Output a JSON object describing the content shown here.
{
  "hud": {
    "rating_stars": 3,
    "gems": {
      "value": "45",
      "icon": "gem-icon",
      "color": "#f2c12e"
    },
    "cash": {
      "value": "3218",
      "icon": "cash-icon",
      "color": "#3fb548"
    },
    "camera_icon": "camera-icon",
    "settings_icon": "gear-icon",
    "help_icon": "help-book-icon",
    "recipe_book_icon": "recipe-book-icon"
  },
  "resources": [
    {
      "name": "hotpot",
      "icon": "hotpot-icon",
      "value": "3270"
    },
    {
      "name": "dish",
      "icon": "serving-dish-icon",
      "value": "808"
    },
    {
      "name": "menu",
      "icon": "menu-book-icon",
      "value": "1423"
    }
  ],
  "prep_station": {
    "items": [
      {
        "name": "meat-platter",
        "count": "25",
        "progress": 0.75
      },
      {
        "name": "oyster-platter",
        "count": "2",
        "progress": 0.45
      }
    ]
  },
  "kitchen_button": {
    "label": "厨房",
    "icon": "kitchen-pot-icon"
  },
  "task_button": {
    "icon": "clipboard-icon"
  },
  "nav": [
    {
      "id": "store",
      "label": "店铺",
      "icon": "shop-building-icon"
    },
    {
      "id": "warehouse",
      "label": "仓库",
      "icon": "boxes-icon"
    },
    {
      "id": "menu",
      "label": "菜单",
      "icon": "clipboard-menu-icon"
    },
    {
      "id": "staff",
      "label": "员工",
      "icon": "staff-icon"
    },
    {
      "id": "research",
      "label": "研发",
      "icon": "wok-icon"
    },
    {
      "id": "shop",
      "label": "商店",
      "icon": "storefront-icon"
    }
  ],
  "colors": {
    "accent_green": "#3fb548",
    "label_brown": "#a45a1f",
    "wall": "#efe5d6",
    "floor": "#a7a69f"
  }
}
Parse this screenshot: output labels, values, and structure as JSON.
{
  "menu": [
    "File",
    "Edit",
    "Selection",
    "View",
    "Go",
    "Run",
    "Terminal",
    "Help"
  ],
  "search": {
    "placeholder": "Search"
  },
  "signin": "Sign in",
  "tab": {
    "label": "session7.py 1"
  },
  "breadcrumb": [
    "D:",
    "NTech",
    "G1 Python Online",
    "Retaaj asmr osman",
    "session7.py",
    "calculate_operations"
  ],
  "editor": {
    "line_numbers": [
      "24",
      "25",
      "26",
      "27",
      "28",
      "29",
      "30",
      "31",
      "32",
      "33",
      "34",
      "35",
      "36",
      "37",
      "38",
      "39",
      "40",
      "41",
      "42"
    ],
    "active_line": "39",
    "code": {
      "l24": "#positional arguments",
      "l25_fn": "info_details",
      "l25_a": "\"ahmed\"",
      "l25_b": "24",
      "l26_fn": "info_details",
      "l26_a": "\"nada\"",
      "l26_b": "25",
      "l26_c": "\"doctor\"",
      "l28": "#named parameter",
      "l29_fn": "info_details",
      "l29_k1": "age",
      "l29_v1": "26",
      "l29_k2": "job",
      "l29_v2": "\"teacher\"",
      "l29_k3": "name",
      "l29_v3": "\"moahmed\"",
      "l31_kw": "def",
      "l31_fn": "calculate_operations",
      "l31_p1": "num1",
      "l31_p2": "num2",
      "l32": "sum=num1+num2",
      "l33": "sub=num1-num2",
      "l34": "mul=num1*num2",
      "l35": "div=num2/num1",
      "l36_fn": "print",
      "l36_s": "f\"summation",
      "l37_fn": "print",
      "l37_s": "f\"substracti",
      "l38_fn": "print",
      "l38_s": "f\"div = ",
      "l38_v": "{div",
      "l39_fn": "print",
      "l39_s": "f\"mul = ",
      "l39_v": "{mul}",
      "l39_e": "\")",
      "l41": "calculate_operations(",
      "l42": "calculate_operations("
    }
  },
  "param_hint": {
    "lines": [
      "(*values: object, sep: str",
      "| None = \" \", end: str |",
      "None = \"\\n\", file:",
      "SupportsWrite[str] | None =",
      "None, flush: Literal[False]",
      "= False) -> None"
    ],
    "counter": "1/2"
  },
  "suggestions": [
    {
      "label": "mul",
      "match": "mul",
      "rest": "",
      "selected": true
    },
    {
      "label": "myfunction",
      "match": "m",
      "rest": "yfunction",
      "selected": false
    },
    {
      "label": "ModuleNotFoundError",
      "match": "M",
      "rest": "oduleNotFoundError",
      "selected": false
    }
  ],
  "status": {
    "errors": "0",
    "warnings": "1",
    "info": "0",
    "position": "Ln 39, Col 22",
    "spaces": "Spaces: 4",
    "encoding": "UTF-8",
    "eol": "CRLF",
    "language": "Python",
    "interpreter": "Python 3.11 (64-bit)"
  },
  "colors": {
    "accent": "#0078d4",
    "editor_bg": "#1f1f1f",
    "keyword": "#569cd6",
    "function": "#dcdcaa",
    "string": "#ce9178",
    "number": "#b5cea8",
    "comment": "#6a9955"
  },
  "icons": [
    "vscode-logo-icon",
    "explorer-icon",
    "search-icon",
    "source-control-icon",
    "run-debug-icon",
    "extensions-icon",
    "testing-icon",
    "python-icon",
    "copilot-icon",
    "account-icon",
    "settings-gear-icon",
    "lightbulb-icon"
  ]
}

^^^^^^^^

◆ **PROBLEM TO WORK ON**
Give the entries once more, exactly as they appear.

◆ **COMPLETE RESPONSE**
Output a JSON object describing the content shown here.
{
  "hud": {
    "rating_stars": 3,
    "gems": {
      "value": "45",
      "icon": "gem-icon",
      "color": "#f2c12e"
    },
    "cash": {
      "value": "3218",
      "icon": "cash-icon",
      "color": "#3fb548"
    },
    "camera_icon": "camera-icon",
    "settings_icon": "gear-icon",
    "help_icon": "help-book-icon",
    "recipe_book_icon": "recipe-book-icon"
  },
  "resources": [
    {
      "name": "hotpot",
      "icon": "hotpot-icon",
      "value": "3270"
    },
    {
      "name": "dish",
      "icon": "serving-dish-icon",
      "value": "808"
    },
    {
      "name": "menu",
      "icon": "menu-book-icon",
      "value": "1423"
    }
  ],
  "prep_station": {
    "items": [
      {
        "name": "meat-platter",
        "count": "25",
        "progress": 0.75
      },
      {
        "name": "oyster-platter",
        "count": "2",
        "progress": 0.45
      }
    ]
  },
  "kitchen_button": {
    "label": "厨房",
    "icon": "kitchen-pot-icon"
  },
  "task_button": {
    "icon": "clipboard-icon"
  },
  "nav": [
    {
      "id": "store",
      "label": "店铺",
      "icon": "shop-building-icon"
    },
    {
      "id": "warehouse",
      "label": "仓库",
      "icon": "boxes-icon"
    },
    {
      "id": "menu",
      "label": "菜单",
      "icon": "clipboard-menu-icon"
    },
    {
      "id": "staff",
      "label": "员工",
      "icon": "staff-icon"
    },
    {
      "id": "research",
      "label": "研发",
      "icon": "wok-icon"
    },
    {
      "id": "shop",
      "label": "商店",
      "icon": "storefront-icon"
    }
  ],
  "colors": {
    "accent_green": "#3fb548",
    "label_brown": "#a45a1f",
    "wall": "#efe5d6",
    "floor": "#a7a69f"
  }
}
Parse this screenshot: output labels, values, and structure as JSON.
{
  "menu": [
    "File",
    "Edit",
    "Selection",
    "View",
    "Go",
    "Run",
    "Terminal",
    "Help"
  ],
  "search": {
    "placeholder": "Search"
  },
  "signin": "Sign in",
  "tab": {
    "label": "session7.py 1"
  },
  "breadcrumb": [
    "D:",
    "NTech",
    "G1 Python Online",
    "Retaaj asmr osman",
    "session7.py",
    "calculate_operations"
  ],
  "editor": {
    "line_numbers": [
      "24",
      "25",
      "26",
      "27",
      "28",
      "29",
      "30",
      "31",
      "32",
      "33",
      "34",
      "35",
      "36",
      "37",
      "38",
      "39",
      "40",
      "41",
      "42"
    ],
    "active_line": "39",
    "code": {
      "l24": "#positional arguments",
      "l25_fn": "info_details",
      "l25_a": "\"ahmed\"",
      "l25_b": "24",
      "l26_fn": "info_details",
      "l26_a": "\"nada\"",
      "l26_b": "25",
      "l26_c": "\"doctor\"",
      "l28": "#named parameter",
      "l29_fn": "info_details",
      "l29_k1": "age",
      "l29_v1": "26",
      "l29_k2": "job",
      "l29_v2": "\"teacher\"",
      "l29_k3": "name",
      "l29_v3": "\"moahmed\"",
      "l31_kw": "def",
      "l31_fn": "calculate_operations",
      "l31_p1": "num1",
      "l31_p2": "num2",
      "l32": "sum=num1+num2",
      "l33": "sub=num1-num2",
      "l34": "mul=num1*num2",
      "l35": "div=num2/num1",
      "l36_fn": "print",
      "l36_s": "f\"summation",
      "l37_fn": "print",
      "l37_s": "f\"substracti",
      "l38_fn": "print",
      "l38_s": "f\"div = ",
      "l38_v": "{div",
      "l39_fn": "print",
      "l39_s": "f\"mul = ",
      "l39_v": "{mul}",
      "l39_e": "\")",
      "l41": "calculate_operations(",
      "l42": "calculate_operations("
    }
  },
  "param_hint": {
    "lines": [
      "(*values: object, sep: str",
      "| None = \" \", end: str |",
      "None = \"\\n\", file:",
      "SupportsWrite[str] | None =",
      "None, flush: Literal[False]",
      "= False) -> None"
    ],
    "counter": "1/2"
  },
  "suggestions": [
    {
      "label": "mul",
      "match": "mul",
      "rest": "",
      "selected": true
    },
    {
      "label": "myfunction",
      "match": "m",
      "rest": "yfunction",
      "selected": false
    },
    {
      "label": "ModuleNotFoundError",
      "match": "M",
      "rest": "oduleNotFoundError",
      "selected": false
    }
  ],
  "status": {
    "errors": "0",
    "warnings": "1",
    "info": "0",
    "position": "Ln 39, Col 22",
    "spaces": "Spaces: 4",
    "encoding": "UTF-8",
    "eol": "CRLF",
    "language": "Python",
    "interpreter": "Python 3.11 (64-bit)"
  },
  "colors": {
    "accent": "#0078d4",
    "editor_bg": "#1f1f1f",
    "keyword": "#569cd6",
    "function": "#dcdcaa",
    "string": "#ce9178",
    "number": "#b5cea8",
    "comment": "#6a9955"
  },
  "icons": [
    "vscode-logo-icon",
    "explorer-icon",
    "search-icon",
    "source-control-icon",
    "run-debug-icon",
    "extensions-icon",
    "testing-icon",
    "python-icon",
    "copilot-icon",
    "account-icon",
    "settings-gear-icon",
    "lightbulb-icon"
  ]
}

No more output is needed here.